▶ **Request**: Keep every line where the word "imagem" appears; drop the rest.

* begin *

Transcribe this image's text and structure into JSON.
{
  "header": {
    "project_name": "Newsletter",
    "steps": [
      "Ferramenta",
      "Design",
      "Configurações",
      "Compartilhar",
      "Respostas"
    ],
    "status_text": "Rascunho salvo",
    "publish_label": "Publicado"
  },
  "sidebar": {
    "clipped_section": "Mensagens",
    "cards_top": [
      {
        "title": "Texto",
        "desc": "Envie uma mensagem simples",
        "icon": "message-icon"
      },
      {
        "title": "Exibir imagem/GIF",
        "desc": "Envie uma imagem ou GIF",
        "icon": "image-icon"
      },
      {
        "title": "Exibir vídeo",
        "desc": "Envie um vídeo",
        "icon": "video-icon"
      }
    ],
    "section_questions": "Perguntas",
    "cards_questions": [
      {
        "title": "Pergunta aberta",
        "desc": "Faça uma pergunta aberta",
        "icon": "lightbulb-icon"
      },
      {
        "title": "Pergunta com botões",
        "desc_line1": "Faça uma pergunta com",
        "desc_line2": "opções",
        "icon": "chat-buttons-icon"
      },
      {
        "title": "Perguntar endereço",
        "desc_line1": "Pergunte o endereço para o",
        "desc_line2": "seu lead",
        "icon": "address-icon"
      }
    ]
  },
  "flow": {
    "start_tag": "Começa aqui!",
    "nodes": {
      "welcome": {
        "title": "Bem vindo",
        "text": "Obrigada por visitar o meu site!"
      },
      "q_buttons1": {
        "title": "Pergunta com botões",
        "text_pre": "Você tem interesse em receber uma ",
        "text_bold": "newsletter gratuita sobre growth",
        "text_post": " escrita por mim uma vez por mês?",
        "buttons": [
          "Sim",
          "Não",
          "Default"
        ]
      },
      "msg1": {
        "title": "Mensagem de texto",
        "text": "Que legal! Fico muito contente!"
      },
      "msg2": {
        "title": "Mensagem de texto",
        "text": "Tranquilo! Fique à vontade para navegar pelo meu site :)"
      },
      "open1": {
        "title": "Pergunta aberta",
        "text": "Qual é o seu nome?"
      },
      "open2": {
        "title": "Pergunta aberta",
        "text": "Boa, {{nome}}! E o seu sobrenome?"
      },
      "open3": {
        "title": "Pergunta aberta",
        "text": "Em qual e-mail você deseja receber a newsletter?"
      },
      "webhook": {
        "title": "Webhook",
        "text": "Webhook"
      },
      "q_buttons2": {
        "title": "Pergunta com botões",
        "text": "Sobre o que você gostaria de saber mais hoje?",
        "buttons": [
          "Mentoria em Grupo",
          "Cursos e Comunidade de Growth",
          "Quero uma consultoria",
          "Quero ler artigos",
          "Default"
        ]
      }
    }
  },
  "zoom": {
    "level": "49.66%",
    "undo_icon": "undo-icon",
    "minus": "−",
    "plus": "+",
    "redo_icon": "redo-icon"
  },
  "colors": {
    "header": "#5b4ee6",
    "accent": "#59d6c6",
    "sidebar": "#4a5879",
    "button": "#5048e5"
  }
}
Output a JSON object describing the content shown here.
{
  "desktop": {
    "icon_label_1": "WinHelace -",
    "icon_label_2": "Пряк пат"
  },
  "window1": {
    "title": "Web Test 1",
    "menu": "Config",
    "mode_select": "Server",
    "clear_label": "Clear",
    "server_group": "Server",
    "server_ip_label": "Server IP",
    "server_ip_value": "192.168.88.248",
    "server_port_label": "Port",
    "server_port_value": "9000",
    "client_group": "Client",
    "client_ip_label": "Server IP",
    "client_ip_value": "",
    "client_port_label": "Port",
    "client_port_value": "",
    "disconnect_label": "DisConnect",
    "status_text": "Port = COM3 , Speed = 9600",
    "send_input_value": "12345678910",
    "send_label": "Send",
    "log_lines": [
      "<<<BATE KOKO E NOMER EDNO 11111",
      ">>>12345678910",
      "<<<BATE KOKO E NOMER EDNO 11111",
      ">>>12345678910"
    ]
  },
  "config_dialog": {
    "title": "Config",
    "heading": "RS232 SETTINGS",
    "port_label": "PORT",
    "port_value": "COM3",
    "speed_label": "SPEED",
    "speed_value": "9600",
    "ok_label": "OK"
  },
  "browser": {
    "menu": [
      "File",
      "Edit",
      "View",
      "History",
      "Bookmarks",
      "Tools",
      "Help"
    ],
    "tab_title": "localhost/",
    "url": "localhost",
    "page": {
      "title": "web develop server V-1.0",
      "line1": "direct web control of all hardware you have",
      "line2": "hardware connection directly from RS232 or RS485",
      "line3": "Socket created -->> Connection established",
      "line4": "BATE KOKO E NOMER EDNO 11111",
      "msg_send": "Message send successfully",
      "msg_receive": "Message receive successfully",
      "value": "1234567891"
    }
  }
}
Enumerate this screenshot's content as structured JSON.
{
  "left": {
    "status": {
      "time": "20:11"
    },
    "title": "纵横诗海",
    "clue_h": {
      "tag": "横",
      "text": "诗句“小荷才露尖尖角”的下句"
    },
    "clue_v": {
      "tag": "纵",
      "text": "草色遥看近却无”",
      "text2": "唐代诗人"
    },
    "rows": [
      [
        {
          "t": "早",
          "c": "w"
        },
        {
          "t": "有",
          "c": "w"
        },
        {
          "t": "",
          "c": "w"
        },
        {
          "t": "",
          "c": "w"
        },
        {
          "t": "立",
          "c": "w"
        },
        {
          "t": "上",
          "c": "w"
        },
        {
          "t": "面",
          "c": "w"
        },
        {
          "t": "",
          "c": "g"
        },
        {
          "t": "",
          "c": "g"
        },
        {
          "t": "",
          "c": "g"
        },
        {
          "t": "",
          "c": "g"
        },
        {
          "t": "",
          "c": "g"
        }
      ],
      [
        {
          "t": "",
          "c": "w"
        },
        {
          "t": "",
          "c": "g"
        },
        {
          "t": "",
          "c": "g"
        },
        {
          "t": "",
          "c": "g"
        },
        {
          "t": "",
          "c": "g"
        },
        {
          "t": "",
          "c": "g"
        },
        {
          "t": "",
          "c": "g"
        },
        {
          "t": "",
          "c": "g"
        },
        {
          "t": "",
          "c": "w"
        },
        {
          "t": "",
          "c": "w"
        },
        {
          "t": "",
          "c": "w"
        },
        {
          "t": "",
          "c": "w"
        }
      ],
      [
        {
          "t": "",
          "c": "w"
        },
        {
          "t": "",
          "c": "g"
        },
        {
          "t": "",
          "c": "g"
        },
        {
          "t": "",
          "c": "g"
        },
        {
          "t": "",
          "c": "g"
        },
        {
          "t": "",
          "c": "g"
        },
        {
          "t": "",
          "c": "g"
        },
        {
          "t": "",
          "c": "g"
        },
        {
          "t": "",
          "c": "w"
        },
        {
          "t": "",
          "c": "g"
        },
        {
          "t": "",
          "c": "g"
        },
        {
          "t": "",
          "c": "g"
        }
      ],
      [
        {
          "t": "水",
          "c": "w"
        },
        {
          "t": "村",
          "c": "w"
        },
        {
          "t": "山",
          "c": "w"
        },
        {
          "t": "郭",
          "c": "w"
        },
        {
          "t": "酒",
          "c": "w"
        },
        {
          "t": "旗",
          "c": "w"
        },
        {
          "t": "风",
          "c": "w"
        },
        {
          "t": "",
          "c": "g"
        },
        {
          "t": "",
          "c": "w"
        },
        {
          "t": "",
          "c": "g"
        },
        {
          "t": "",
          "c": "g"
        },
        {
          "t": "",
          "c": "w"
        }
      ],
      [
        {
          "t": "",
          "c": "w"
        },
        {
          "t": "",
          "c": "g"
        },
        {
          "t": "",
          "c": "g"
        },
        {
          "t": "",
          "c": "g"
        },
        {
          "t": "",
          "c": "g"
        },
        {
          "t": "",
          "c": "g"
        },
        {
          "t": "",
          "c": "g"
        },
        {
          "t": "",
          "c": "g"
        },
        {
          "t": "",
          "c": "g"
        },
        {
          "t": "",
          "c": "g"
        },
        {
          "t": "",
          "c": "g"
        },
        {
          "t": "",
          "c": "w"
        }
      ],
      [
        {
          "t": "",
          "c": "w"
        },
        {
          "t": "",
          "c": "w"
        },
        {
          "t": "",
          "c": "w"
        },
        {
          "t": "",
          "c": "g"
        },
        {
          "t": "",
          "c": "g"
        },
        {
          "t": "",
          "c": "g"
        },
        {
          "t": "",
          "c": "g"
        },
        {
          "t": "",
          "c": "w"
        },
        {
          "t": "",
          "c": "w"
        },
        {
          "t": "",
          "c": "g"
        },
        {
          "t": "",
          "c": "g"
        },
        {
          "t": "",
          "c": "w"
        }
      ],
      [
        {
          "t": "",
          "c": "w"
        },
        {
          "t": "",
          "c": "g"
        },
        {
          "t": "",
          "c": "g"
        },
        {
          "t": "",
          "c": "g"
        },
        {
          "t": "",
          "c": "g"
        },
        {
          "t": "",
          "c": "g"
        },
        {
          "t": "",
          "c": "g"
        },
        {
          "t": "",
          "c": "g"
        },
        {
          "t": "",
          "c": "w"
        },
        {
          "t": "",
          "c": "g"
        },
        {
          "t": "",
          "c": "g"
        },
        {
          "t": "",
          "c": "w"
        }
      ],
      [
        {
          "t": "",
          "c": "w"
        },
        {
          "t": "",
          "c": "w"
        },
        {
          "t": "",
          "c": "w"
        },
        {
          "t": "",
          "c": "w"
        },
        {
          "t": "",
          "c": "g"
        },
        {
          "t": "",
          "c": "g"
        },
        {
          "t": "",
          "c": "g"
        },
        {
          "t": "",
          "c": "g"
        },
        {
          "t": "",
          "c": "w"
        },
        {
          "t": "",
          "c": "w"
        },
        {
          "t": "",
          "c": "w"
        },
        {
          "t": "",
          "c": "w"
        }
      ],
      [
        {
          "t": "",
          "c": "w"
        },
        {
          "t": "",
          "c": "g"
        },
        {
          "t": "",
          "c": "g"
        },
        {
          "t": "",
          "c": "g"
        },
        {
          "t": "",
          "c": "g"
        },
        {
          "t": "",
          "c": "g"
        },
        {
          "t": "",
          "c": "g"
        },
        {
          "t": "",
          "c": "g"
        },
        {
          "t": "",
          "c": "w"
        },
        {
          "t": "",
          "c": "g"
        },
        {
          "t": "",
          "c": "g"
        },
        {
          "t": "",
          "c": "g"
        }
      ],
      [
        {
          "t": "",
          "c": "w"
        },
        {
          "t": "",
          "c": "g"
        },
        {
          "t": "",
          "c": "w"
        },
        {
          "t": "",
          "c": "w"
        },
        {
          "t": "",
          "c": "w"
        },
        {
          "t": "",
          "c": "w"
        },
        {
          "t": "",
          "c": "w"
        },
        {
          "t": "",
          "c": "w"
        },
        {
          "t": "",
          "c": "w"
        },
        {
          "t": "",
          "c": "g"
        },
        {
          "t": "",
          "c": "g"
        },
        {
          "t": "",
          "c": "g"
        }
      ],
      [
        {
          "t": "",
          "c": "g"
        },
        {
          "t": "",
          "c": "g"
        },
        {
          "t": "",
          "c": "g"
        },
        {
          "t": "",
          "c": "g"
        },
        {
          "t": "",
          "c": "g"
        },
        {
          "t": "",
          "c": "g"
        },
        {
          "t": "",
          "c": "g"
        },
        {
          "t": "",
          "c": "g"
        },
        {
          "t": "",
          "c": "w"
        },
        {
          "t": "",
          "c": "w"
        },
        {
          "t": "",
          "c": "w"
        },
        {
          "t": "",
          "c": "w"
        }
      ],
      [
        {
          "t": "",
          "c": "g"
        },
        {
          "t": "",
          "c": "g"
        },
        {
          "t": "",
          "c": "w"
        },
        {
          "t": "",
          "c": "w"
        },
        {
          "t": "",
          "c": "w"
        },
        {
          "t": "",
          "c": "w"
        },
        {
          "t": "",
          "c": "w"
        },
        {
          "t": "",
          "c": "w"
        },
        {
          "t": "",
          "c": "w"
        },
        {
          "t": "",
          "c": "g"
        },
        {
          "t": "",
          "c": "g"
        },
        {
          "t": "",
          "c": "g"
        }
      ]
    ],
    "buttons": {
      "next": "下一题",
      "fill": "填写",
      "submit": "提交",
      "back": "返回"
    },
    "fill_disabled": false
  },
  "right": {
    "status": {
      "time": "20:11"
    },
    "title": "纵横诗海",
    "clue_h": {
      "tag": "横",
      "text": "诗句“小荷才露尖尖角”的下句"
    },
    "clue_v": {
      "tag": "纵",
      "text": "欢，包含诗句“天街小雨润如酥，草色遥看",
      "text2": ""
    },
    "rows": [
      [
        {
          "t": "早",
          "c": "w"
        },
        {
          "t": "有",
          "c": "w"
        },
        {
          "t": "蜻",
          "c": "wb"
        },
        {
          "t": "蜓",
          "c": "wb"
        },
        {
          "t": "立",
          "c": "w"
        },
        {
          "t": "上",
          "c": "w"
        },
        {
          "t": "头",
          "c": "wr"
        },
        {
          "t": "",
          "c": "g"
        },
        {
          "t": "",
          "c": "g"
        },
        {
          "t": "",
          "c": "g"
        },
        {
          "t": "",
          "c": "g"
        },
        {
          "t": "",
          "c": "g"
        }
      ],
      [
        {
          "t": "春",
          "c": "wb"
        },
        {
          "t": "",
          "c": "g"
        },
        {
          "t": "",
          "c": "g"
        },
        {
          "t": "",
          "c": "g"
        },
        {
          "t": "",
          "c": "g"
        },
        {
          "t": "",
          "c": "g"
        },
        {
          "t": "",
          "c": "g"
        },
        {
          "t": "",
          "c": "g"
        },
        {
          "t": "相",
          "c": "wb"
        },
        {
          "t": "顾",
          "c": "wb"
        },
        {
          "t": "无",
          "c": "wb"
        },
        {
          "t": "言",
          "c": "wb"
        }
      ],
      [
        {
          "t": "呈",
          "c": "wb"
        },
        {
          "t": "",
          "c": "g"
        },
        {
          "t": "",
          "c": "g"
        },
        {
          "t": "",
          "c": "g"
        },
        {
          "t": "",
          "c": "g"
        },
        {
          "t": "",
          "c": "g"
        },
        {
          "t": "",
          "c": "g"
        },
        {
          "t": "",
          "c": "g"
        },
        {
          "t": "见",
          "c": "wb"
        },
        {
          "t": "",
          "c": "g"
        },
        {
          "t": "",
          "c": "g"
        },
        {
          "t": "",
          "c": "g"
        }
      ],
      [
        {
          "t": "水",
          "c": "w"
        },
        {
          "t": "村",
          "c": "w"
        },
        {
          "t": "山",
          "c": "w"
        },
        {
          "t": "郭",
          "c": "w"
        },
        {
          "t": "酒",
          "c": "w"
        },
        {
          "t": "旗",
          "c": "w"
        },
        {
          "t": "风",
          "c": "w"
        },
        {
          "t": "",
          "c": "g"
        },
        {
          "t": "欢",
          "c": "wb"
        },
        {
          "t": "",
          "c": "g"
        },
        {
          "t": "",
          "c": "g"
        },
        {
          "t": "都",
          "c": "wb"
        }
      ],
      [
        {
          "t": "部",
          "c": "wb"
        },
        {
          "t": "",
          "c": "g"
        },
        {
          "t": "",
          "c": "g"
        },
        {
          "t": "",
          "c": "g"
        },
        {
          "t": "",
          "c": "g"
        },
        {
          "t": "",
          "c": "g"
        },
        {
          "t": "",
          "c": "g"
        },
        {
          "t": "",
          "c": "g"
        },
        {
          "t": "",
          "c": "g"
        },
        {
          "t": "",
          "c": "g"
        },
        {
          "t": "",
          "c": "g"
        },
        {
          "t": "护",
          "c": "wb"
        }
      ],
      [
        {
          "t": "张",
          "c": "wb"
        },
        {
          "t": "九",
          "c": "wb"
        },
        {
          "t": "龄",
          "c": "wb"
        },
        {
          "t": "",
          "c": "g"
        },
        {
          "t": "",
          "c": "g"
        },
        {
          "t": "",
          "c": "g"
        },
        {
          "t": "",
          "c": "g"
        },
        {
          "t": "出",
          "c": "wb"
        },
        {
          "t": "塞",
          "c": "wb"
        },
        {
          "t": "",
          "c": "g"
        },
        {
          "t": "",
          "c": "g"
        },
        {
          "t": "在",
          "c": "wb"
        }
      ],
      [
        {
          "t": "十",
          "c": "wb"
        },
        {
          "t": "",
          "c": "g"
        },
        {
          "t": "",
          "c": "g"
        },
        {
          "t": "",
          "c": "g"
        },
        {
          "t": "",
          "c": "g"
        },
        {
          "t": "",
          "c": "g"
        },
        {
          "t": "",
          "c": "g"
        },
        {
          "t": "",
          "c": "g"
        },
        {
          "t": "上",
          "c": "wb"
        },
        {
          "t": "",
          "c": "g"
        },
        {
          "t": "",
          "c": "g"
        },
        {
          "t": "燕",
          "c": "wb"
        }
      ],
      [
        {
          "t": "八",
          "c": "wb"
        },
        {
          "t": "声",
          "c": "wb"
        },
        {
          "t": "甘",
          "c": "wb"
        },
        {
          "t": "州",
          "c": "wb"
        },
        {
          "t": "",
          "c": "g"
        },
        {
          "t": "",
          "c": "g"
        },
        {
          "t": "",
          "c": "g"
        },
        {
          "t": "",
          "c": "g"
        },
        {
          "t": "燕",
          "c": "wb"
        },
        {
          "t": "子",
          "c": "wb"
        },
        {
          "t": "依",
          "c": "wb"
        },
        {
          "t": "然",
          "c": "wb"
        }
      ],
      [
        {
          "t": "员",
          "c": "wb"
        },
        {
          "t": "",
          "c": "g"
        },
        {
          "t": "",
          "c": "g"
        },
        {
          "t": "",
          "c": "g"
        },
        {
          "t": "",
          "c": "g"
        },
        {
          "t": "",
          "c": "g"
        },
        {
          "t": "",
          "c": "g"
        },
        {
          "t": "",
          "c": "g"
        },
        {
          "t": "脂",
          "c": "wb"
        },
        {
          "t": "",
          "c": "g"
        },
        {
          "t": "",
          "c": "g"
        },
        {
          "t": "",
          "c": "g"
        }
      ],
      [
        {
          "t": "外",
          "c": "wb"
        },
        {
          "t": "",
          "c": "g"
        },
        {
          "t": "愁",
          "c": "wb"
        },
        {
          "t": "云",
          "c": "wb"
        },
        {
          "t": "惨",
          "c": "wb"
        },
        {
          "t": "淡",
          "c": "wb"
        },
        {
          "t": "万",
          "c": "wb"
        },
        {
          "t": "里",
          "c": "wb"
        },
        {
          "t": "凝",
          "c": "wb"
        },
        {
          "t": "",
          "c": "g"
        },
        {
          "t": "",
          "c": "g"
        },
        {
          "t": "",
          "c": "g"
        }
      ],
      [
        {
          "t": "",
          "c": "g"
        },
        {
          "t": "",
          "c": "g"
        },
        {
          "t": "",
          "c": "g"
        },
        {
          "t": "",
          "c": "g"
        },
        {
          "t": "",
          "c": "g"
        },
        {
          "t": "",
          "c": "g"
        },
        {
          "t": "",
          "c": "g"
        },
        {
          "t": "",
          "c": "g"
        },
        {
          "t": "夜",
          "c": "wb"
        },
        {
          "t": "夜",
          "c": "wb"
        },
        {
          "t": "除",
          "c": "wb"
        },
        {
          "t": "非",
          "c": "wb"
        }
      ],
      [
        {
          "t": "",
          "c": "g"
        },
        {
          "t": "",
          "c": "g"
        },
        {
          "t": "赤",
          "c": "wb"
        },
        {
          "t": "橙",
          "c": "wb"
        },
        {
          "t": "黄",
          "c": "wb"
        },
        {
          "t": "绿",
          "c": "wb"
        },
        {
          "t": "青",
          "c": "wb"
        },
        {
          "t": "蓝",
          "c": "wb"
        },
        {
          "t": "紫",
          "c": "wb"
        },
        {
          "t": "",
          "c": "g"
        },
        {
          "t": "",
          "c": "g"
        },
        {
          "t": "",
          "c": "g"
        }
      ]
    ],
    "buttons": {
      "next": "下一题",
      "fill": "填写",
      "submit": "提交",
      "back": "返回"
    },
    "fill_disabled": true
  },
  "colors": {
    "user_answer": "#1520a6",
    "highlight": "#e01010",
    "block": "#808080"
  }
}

* end *

▶ **Expected output**:
        "title": "Exibir imagem/GIF",
        "desc": "Envie uma imagem ou GIF",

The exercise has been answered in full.